#### [Extrait à lire]

____

L'entretien
( ici ) que Christoph Blocher vient d'accorder au magazine "Sonntag.ch" ( ici ) n'a pas connu dans les gazettes l'écho qu'il méritait, comme au bon vieux temps des moutons noirs ou de l'affaire
Roschacher. Les gazettes ont tort. Il est vrai que, depuis que Christoph Blocher n'est plus que Vice-président d'une UDC qu'elles voient à tort sur le déclin, le Conseiller fédéral
non-réélu ne les intéresse plus guère.
Il est vrai aussi qu'ayant choisi l'arrière-plan, comme il le confie dans cet entretien, Christoph Blocher prête moins le flanc aux délires éditoriaux. Il n'est plus chef d'entreprise, depuis
plus de quatre ans, ni Conseiller fédéral, depuis le 12 décembre 2007. Du coup il le reconnaît lui-même : "J'ai une vie beaucoup plus agréable aujourd'hui. Je peux me concentrer sur l'essentiel
et je lis beaucoup".
Ceux qui pensent que de travailler à l'arrière-plan rend Christoph Blocher moins redoutable en seront pour leurs frais. Il a maintenant le temps de la réflexion et, à l'UDC, il veille au grain,
c'est-à-dire qu'il "veille à ce que l'UDC identifie et traite rigoureusement les grands problèmes de notre temps".

____

#### [Consignes]
**1.** Reproduisez mot pour mot le passage de l'extrait sur Christoph Blocher qui commence à "L'entretien" et se termine à "intéresse plus guère.".
**2.** Relevez toutes les fonctions, actuelles ou passées, que l'extrait sur Christoph Blocher lui attribue.

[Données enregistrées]

____

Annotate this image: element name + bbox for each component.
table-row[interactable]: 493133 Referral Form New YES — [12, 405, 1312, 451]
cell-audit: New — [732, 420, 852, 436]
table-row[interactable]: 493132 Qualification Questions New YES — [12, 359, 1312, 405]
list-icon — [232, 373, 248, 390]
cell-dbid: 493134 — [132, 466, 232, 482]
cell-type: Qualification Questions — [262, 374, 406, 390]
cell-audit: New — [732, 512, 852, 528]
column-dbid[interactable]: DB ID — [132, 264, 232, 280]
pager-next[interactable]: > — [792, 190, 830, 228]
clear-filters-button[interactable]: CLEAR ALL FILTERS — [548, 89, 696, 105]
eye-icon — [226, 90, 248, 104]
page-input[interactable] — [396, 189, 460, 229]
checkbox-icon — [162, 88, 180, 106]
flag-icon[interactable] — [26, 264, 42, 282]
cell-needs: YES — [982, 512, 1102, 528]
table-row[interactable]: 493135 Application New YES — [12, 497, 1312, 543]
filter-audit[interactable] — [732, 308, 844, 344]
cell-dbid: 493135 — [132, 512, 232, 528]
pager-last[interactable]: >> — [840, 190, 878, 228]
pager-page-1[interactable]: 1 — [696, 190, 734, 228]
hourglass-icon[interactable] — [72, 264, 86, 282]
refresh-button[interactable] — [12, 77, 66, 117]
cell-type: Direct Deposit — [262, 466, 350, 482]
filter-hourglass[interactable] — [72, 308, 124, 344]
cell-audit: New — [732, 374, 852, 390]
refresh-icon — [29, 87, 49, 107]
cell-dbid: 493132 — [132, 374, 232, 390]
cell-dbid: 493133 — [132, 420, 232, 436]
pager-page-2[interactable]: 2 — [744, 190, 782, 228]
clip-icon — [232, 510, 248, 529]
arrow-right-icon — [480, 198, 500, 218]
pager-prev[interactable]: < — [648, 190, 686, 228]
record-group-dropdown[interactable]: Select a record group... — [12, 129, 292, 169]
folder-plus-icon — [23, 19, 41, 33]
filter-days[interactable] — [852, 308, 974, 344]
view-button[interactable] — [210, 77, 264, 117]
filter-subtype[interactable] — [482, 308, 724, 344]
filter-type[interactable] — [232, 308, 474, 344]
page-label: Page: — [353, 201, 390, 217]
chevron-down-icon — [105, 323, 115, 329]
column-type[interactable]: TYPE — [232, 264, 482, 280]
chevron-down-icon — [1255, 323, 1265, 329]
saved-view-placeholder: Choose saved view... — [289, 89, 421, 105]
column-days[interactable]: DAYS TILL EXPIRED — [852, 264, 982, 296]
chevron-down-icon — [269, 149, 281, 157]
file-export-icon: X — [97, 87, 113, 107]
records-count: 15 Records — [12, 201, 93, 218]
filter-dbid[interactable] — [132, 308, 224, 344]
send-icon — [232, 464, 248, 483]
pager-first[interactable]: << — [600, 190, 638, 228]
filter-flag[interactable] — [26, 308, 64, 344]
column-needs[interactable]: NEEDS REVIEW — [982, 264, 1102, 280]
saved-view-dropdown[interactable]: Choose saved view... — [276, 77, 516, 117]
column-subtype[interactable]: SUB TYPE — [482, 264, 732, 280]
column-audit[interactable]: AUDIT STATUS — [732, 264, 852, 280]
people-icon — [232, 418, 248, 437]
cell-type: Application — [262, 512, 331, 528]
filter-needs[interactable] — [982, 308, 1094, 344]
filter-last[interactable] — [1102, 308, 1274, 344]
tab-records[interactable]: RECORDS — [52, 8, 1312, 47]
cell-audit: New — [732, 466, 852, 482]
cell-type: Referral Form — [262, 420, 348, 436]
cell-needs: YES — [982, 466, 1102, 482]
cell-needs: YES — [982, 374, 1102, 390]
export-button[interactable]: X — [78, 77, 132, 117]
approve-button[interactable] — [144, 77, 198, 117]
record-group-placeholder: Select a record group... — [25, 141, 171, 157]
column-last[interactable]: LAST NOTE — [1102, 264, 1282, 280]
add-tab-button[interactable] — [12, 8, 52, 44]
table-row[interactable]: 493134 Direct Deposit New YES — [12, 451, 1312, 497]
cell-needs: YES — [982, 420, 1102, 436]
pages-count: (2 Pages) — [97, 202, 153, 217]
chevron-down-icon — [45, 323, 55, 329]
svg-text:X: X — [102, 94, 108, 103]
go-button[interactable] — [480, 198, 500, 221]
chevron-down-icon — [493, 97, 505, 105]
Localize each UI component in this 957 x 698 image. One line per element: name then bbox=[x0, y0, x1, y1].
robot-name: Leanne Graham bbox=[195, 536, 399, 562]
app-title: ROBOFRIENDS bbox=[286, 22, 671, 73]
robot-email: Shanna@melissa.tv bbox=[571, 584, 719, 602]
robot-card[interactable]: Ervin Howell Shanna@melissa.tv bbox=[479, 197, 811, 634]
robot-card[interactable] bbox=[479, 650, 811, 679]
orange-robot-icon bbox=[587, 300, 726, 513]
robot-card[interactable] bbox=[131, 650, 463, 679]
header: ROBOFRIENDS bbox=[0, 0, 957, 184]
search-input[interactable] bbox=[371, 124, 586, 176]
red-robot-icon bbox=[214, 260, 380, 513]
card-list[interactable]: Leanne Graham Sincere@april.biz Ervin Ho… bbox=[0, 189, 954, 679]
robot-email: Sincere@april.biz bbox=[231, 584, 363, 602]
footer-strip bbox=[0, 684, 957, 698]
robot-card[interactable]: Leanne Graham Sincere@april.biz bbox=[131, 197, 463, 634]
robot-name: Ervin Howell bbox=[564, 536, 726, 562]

____

#### [Réponses]
**1.**
L'entretien
( ici ) que Christoph Blocher vient d'accorder au magazine "Sonntag.ch" ( ici ) n'a pas connu dans les gazettes l'écho qu'il méritait, comme au bon vieux temps des moutons noirs ou de l'affaire
Roschacher. Les gazettes ont tort. Il est vrai que, depuis que Christoph Blocher n'est plus que Vice-président d'une UDC qu'elles voient à tort sur le déclin, le Conseiller fédéral
non-réélu ne les intéresse plus guère.

**2.** Vice-président de l'UDC, Conseiller fédéral, chef d'entreprise